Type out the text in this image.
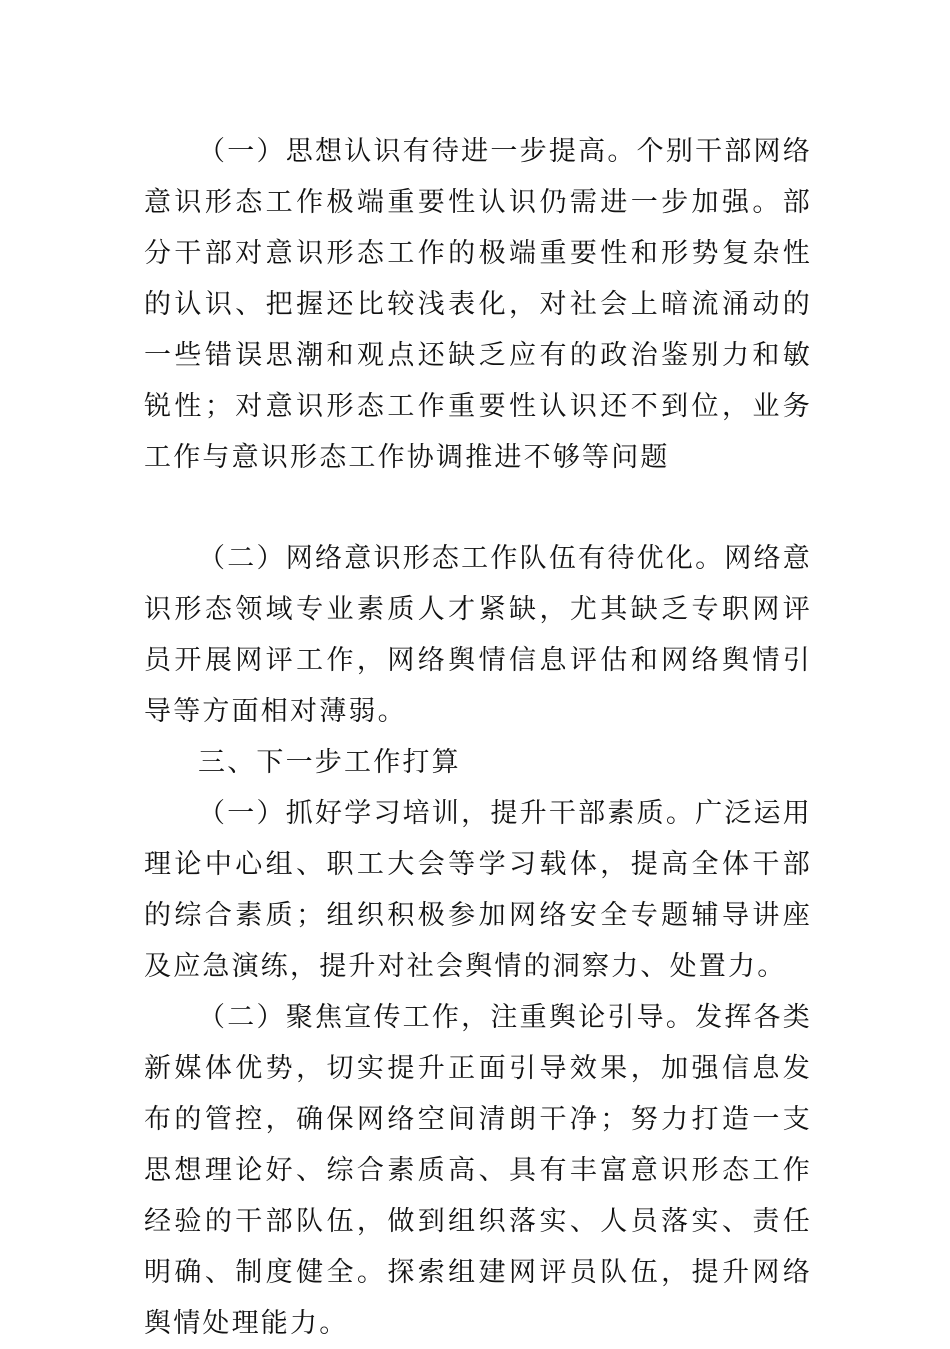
（一）思想认识有待进一步提高。个别干部网络意识形态工作极端重要性认识仍需进一步加强。部分干部对意识形态工作的极端重要性和形势复杂性的认识、把握还比较浅表化，对社会上暗流涌动的一些错误思潮和观点还缺乏应有的政治鉴别力和敏锐性；对意识形态工作重要性认识还不到位，业务工作与意识形态工作协调推进不够等问题

（二）网络意识形态工作队伍有待优化。网络意识形态领域专业素质人才紧缺，尤其缺乏专职网评员开展网评工作，网络舆情信息评估和网络舆情引导等方面相对薄弱。

三、下一步工作打算

（一）抓好学习培训，提升干部素质。广泛运用理论中心组、职工大会等学习载体，提高全体干部的综合素质；组织积极参加网络安全专题辅导讲座及应急演练，提升对社会舆情的洞察力、处置力。

（二）聚焦宣传工作，注重舆论引导。发挥各类新媒体优势，切实提升正面引导效果，加强信息发布的管控，确保网络空间清朗干净；努力打造一支思想理论好、综合素质高、具有丰富意识形态工作经验的干部队伍，做到组织落实、人员落实、责任明确、制度健全。探索组建网评员队伍，提升网络舆情处理能力。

DIRECTIONS FOR THIS TASK: Please write out all the data again word for word, but not the pictures.

RESPONSE FOR THIS EXERCISE:
Type out the text in this image.
（一）思想认识有待进一步提高。个别干部网络意识形态工作极端重要性认识仍需进一步加强。部分干部对意识形态工作的极端重要性和形势复杂性的认识、把握还比较浅表化，对社会上暗流涌动的一些错误思潮和观点还缺乏应有的政治鉴别力和敏锐性；对意识形态工作重要性认识还不到位，业务工作与意识形态工作协调推进不够等问题

（二）网络意识形态工作队伍有待优化。网络意识形态领域专业素质人才紧缺，尤其缺乏专职网评员开展网评工作，网络舆情信息评估和网络舆情引导等方面相对薄弱。

三、下一步工作打算

（一）抓好学习培训，提升干部素质。广泛运用理论中心组、职工大会等学习载体，提高全体干部的综合素质；组织积极参加网络安全专题辅导讲座及应急演练，提升对社会舆情的洞察力、处置力。

（二）聚焦宣传工作，注重舆论引导。发挥各类新媒体优势，切实提升正面引导效果，加强信息发布的管控，确保网络空间清朗干净；努力打造一支思想理论好、综合素质高、具有丰富意识形态工作经验的干部队伍，做到组织落实、人员落实、责任明确、制度健全。探索组建网评员队伍，提升网络舆情处理能力。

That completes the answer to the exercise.